— Job —
Here are some entries; quote each one exactly.

[Start Provided information]

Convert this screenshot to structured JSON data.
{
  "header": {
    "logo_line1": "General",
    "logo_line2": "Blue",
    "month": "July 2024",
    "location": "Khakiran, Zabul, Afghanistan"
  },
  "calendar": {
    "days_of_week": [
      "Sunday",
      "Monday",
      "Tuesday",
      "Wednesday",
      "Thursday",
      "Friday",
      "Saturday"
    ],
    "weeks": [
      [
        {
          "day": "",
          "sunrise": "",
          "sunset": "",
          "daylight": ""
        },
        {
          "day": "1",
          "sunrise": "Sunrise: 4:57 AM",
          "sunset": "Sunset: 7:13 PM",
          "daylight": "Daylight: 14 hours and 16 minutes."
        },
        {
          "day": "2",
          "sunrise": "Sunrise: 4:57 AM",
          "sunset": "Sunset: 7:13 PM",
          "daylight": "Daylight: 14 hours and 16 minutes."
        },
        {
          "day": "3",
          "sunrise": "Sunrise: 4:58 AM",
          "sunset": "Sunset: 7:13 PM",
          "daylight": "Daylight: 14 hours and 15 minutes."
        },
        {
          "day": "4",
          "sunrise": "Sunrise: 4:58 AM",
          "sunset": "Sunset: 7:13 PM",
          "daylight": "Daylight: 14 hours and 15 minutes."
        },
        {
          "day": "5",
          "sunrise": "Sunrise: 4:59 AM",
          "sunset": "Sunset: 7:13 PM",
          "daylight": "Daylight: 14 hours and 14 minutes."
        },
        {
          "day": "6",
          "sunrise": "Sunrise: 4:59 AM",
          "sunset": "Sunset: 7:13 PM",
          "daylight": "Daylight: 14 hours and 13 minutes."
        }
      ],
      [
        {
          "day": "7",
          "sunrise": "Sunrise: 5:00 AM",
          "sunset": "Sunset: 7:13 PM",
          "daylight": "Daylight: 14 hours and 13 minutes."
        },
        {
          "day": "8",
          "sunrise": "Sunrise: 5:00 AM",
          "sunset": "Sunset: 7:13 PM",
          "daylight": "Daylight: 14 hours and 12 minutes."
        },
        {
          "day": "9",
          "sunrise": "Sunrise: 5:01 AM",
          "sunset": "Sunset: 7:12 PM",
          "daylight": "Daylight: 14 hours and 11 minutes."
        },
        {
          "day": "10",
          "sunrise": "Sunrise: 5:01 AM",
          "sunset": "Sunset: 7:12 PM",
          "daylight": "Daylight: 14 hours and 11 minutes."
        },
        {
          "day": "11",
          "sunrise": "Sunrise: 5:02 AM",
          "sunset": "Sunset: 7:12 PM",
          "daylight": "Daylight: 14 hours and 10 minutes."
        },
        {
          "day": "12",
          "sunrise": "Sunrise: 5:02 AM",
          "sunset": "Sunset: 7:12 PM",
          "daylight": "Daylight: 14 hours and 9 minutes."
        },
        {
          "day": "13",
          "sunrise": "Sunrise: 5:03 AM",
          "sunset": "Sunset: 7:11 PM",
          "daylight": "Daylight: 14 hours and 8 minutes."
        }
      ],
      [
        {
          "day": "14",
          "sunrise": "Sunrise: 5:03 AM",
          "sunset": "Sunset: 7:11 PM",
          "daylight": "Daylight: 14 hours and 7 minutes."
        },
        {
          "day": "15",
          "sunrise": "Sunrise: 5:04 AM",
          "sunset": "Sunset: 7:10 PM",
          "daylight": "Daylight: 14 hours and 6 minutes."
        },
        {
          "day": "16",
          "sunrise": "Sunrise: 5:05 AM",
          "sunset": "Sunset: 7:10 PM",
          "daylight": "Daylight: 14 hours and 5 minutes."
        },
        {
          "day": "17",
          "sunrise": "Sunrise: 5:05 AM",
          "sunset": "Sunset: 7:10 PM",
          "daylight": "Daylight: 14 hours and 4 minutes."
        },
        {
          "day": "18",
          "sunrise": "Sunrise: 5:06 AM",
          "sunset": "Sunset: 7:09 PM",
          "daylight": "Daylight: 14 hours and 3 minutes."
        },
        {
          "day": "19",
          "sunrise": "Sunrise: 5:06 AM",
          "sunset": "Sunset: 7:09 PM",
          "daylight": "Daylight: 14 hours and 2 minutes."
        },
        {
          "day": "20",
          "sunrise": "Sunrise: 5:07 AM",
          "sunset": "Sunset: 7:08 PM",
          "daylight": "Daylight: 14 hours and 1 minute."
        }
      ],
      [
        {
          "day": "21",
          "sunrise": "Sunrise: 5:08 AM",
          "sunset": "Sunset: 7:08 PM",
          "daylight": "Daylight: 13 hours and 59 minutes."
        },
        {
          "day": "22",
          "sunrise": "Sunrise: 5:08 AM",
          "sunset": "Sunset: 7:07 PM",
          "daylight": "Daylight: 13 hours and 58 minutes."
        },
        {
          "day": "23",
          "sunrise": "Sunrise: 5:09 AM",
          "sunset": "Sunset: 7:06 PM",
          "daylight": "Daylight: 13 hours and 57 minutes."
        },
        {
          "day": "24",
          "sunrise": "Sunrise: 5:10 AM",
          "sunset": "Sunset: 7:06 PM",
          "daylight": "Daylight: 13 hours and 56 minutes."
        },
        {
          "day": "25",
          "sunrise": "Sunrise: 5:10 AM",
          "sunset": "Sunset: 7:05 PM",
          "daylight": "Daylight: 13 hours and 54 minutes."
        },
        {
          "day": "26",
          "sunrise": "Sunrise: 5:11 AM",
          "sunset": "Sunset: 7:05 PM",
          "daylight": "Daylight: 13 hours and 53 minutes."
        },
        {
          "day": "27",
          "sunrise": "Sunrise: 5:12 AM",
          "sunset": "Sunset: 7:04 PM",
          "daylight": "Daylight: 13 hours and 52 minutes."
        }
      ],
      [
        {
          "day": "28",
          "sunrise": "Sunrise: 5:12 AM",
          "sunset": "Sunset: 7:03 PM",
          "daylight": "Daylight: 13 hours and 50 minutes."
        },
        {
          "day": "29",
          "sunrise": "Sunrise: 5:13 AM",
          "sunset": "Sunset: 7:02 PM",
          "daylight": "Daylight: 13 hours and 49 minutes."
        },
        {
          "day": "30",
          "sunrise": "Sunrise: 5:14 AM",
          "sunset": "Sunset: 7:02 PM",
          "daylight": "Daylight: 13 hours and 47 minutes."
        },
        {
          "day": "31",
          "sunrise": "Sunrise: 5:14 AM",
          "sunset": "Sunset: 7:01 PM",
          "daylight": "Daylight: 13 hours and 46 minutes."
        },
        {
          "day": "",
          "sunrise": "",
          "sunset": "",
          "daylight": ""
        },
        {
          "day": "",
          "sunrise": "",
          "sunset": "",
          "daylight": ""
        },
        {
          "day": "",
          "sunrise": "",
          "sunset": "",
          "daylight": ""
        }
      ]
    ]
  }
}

[End Provided information]

— Complete output —
Convert this screenshot to structured JSON data.
{
  "header": {
    "logo_line1": "General",
    "logo_line2": "Blue",
    "month": "July 2024",
    "location": "Khakiran, Zabul, Afghanistan"
  },
  "calendar": {
    "days_of_week": [
      "Sunday",
      "Monday",
      "Tuesday",
      "Wednesday",
      "Thursday",
      "Friday",
      "Saturday"
    ],
    "weeks": [
      [
        {
          "day": "",
          "sunrise": "",
          "sunset": "",
          "daylight": ""
        },
        {
          "day": "1",
          "sunrise": "Sunrise: 4:57 AM",
          "sunset": "Sunset: 7:13 PM",
          "daylight": "Daylight: 14 hours and 16 minutes."
        },
        {
          "day": "2",
          "sunrise": "Sunrise: 4:57 AM",
          "sunset": "Sunset: 7:13 PM",
          "daylight": "Daylight: 14 hours and 16 minutes."
        },
        {
          "day": "3",
          "sunrise": "Sunrise: 4:58 AM",
          "sunset": "Sunset: 7:13 PM",
          "daylight": "Daylight: 14 hours and 15 minutes."
        },
        {
          "day": "4",
          "sunrise": "Sunrise: 4:58 AM",
          "sunset": "Sunset: 7:13 PM",
          "daylight": "Daylight: 14 hours and 15 minutes."
        },
        {
          "day": "5",
          "sunrise": "Sunrise: 4:59 AM",
          "sunset": "Sunset: 7:13 PM",
          "daylight": "Daylight: 14 hours and 14 minutes."
        },
        {
          "day": "6",
          "sunrise": "Sunrise: 4:59 AM",
          "sunset": "Sunset: 7:13 PM",
          "daylight": "Daylight: 14 hours and 13 minutes."
        }
      ],
      [
        {
          "day": "7",
          "sunrise": "Sunrise: 5:00 AM",
          "sunset": "Sunset: 7:13 PM",
          "daylight": "Daylight: 14 hours and 13 minutes."
        },
        {
          "day": "8",
          "sunrise": "Sunrise: 5:00 AM",
          "sunset": "Sunset: 7:13 PM",
          "daylight": "Daylight: 14 hours and 12 minutes."
        },
        {
          "day": "9",
          "sunrise": "Sunrise: 5:01 AM",
          "sunset": "Sunset: 7:12 PM",
          "daylight": "Daylight: 14 hours and 11 minutes."
        },
        {
          "day": "10",
          "sunrise": "Sunrise: 5:01 AM",
          "sunset": "Sunset: 7:12 PM",
          "daylight": "Daylight: 14 hours and 11 minutes."
        },
        {
          "day": "11",
          "sunrise": "Sunrise: 5:02 AM",
          "sunset": "Sunset: 7:12 PM",
          "daylight": "Daylight: 14 hours and 10 minutes."
        },
        {
          "day": "12",
          "sunrise": "Sunrise: 5:02 AM",
          "sunset": "Sunset: 7:12 PM",
          "daylight": "Daylight: 14 hours and 9 minutes."
        },
        {
          "day": "13",
          "sunrise": "Sunrise: 5:03 AM",
          "sunset": "Sunset: 7:11 PM",
          "daylight": "Daylight: 14 hours and 8 minutes."
        }
      ],
      [
        {
          "day": "14",
          "sunrise": "Sunrise: 5:03 AM",
          "sunset": "Sunset: 7:11 PM",
          "daylight": "Daylight: 14 hours and 7 minutes."
        },
        {
          "day": "15",
          "sunrise": "Sunrise: 5:04 AM",
          "sunset": "Sunset: 7:10 PM",
          "daylight": "Daylight: 14 hours and 6 minutes."
        },
        {
          "day": "16",
          "sunrise": "Sunrise: 5:05 AM",
          "sunset": "Sunset: 7:10 PM",
          "daylight": "Daylight: 14 hours and 5 minutes."
        },
        {
          "day": "17",
          "sunrise": "Sunrise: 5:05 AM",
          "sunset": "Sunset: 7:10 PM",
          "daylight": "Daylight: 14 hours and 4 minutes."
        },
        {
          "day": "18",
          "sunrise": "Sunrise: 5:06 AM",
          "sunset": "Sunset: 7:09 PM",
          "daylight": "Daylight: 14 hours and 3 minutes."
        },
        {
          "day": "19",
          "sunrise": "Sunrise: 5:06 AM",
          "sunset": "Sunset: 7:09 PM",
          "daylight": "Daylight: 14 hours and 2 minutes."
        },
        {
          "day": "20",
          "sunrise": "Sunrise: 5:07 AM",
          "sunset": "Sunset: 7:08 PM",
          "daylight": "Daylight: 14 hours and 1 minute."
        }
      ],
      [
        {
          "day": "21",
          "sunrise": "Sunrise: 5:08 AM",
          "sunset": "Sunset: 7:08 PM",
          "daylight": "Daylight: 13 hours and 59 minutes."
        },
        {
          "day": "22",
          "sunrise": "Sunrise: 5:08 AM",
          "sunset": "Sunset: 7:07 PM",
          "daylight": "Daylight: 13 hours and 58 minutes."
        },
        {
          "day": "23",
          "sunrise": "Sunrise: 5:09 AM",
          "sunset": "Sunset: 7:06 PM",
          "daylight": "Daylight: 13 hours and 57 minutes."
        },
        {
          "day": "24",
          "sunrise": "Sunrise: 5:10 AM",
          "sunset": "Sunset: 7:06 PM",
          "daylight": "Daylight: 13 hours and 56 minutes."
        },
        {
          "day": "25",
          "sunrise": "Sunrise: 5:10 AM",
          "sunset": "Sunset: 7:05 PM",
          "daylight": "Daylight: 13 hours and 54 minutes."
        },
        {
          "day": "26",
          "sunrise": "Sunrise: 5:11 AM",
          "sunset": "Sunset: 7:05 PM",
          "daylight": "Daylight: 13 hours and 53 minutes."
        },
        {
          "day": "27",
          "sunrise": "Sunrise: 5:12 AM",
          "sunset": "Sunset: 7:04 PM",
          "daylight": "Daylight: 13 hours and 52 minutes."
        }
      ],
      [
        {
          "day": "28",
          "sunrise": "Sunrise: 5:12 AM",
          "sunset": "Sunset: 7:03 PM",
          "daylight": "Daylight: 13 hours and 50 minutes."
        },
        {
          "day": "29",
          "sunrise": "Sunrise: 5:13 AM",
          "sunset": "Sunset: 7:02 PM",
          "daylight": "Daylight: 13 hours and 49 minutes."
        },
        {
          "day": "30",
          "sunrise": "Sunrise: 5:14 AM",
          "sunset": "Sunset: 7:02 PM",
          "daylight": "Daylight: 13 hours and 47 minutes."
        },
        {
          "day": "31",
          "sunrise": "Sunrise: 5:14 AM",
          "sunset": "Sunset: 7:01 PM",
          "daylight": "Daylight: 13 hours and 46 minutes."
        },
        {
          "day": "",
          "sunrise": "",
          "sunset": "",
          "daylight": ""
        },
        {
          "day": "",
          "sunrise": "",
          "sunset": "",
          "daylight": ""
        },
        {
          "day": "",
          "sunrise": "",
          "sunset": "",
          "daylight": ""
        }
      ]
    ]
  }
}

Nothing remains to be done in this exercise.